- Your instructions: Every entry must be echoed exactly.
┌─ Given data
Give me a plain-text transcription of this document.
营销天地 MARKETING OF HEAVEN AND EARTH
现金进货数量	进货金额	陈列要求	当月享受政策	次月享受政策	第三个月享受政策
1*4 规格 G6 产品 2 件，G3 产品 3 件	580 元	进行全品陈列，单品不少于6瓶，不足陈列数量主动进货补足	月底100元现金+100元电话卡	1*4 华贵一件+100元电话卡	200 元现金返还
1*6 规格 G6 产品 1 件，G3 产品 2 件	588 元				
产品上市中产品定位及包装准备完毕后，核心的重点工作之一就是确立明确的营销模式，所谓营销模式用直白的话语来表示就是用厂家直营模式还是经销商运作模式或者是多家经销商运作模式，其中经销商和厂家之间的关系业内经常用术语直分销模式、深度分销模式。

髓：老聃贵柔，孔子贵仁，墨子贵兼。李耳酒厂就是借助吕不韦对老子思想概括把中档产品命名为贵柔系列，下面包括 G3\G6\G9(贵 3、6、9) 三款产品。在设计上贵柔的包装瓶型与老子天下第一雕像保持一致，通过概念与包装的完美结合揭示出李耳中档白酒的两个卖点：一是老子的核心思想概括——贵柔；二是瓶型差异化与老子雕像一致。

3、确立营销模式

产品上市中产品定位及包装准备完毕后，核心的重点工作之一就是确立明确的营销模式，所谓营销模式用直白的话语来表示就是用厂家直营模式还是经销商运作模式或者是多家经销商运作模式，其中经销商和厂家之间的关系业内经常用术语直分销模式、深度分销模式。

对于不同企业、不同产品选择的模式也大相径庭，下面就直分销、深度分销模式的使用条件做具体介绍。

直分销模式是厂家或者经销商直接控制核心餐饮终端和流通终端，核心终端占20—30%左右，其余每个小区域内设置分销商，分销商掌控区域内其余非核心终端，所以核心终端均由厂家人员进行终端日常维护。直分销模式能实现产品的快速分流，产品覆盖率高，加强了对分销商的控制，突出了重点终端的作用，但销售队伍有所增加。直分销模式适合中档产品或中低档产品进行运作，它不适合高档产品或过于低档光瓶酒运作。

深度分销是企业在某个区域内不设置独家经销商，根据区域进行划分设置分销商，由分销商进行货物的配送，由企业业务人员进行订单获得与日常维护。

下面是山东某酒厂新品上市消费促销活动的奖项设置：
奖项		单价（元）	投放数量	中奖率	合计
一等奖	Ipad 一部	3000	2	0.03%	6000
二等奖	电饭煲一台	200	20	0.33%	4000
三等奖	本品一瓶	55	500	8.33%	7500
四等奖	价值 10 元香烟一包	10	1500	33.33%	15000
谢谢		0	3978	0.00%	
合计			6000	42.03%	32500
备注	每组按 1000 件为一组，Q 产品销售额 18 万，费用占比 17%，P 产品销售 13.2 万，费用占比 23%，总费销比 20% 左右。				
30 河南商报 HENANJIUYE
└─
- Solution to this exercise:
Give me a plain-text transcription of this document.
营销天地 MARKETING OF HEAVEN AND EARTH
现金进货数量	进货金额	陈列要求	当月享受政策	次月享受政策	第三个月享受政策
1*4 规格 G6 产品 2 件，G3 产品 3 件	580 元	进行全品陈列，单品不少于6瓶，不足陈列数量主动进货补足	月底100元现金+100元电话卡	1*4 华贵一件+100元电话卡	200 元现金返还
1*6 规格 G6 产品 1 件，G3 产品 2 件	588 元				
产品上市中产品定位及包装准备完毕后，核心的重点工作之一就是确立明确的营销模式，所谓营销模式用直白的话语来表示就是用厂家直营模式还是经销商运作模式或者是多家经销商运作模式，其中经销商和厂家之间的关系业内经常用术语直分销模式、深度分销模式。

髓：老聃贵柔，孔子贵仁，墨子贵兼。李耳酒厂就是借助吕不韦对老子思想概括把中档产品命名为贵柔系列，下面包括 G3\G6\G9(贵 3、6、9) 三款产品。在设计上贵柔的包装瓶型与老子天下第一雕像保持一致，通过概念与包装的完美结合揭示出李耳中档白酒的两个卖点：一是老子的核心思想概括——贵柔；二是瓶型差异化与老子雕像一致。

3、确立营销模式

产品上市中产品定位及包装准备完毕后，核心的重点工作之一就是确立明确的营销模式，所谓营销模式用直白的话语来表示就是用厂家直营模式还是经销商运作模式或者是多家经销商运作模式，其中经销商和厂家之间的关系业内经常用术语直分销模式、深度分销模式。

对于不同企业、不同产品选择的模式也大相径庭，下面就直分销、深度分销模式的使用条件做具体介绍。

直分销模式是厂家或者经销商直接控制核心餐饮终端和流通终端，核心终端占20—30%左右，其余每个小区域内设置分销商，分销商掌控区域内其余非核心终端，所以核心终端均由厂家人员进行终端日常维护。直分销模式能实现产品的快速分流，产品覆盖率高，加强了对分销商的控制，突出了重点终端的作用，但销售队伍有所增加。直分销模式适合中档产品或中低档产品进行运作，它不适合高档产品或过于低档光瓶酒运作。

深度分销是企业在某个区域内不设置独家经销商，根据区域进行划分设置分销商，由分销商进行货物的配送，由企业业务人员进行订单获得与日常维护。

下面是山东某酒厂新品上市消费促销活动的奖项设置：
奖项		单价（元）	投放数量	中奖率	合计
一等奖	Ipad 一部	3000	2	0.03%	6000
二等奖	电饭煲一台	200	20	0.33%	4000
三等奖	本品一瓶	55	500	8.33%	7500
四等奖	价值 10 元香烟一包	10	1500	33.33%	15000
谢谢		0	3978	0.00%	
合计			6000	42.03%	32500
备注	每组按 1000 件为一组，Q 产品销售额 18 万，费用占比 17%，P 产品销售 13.2 万，费用占比 23%，总费销比 20% 左右。				
30 河南商报 HENANJIUYE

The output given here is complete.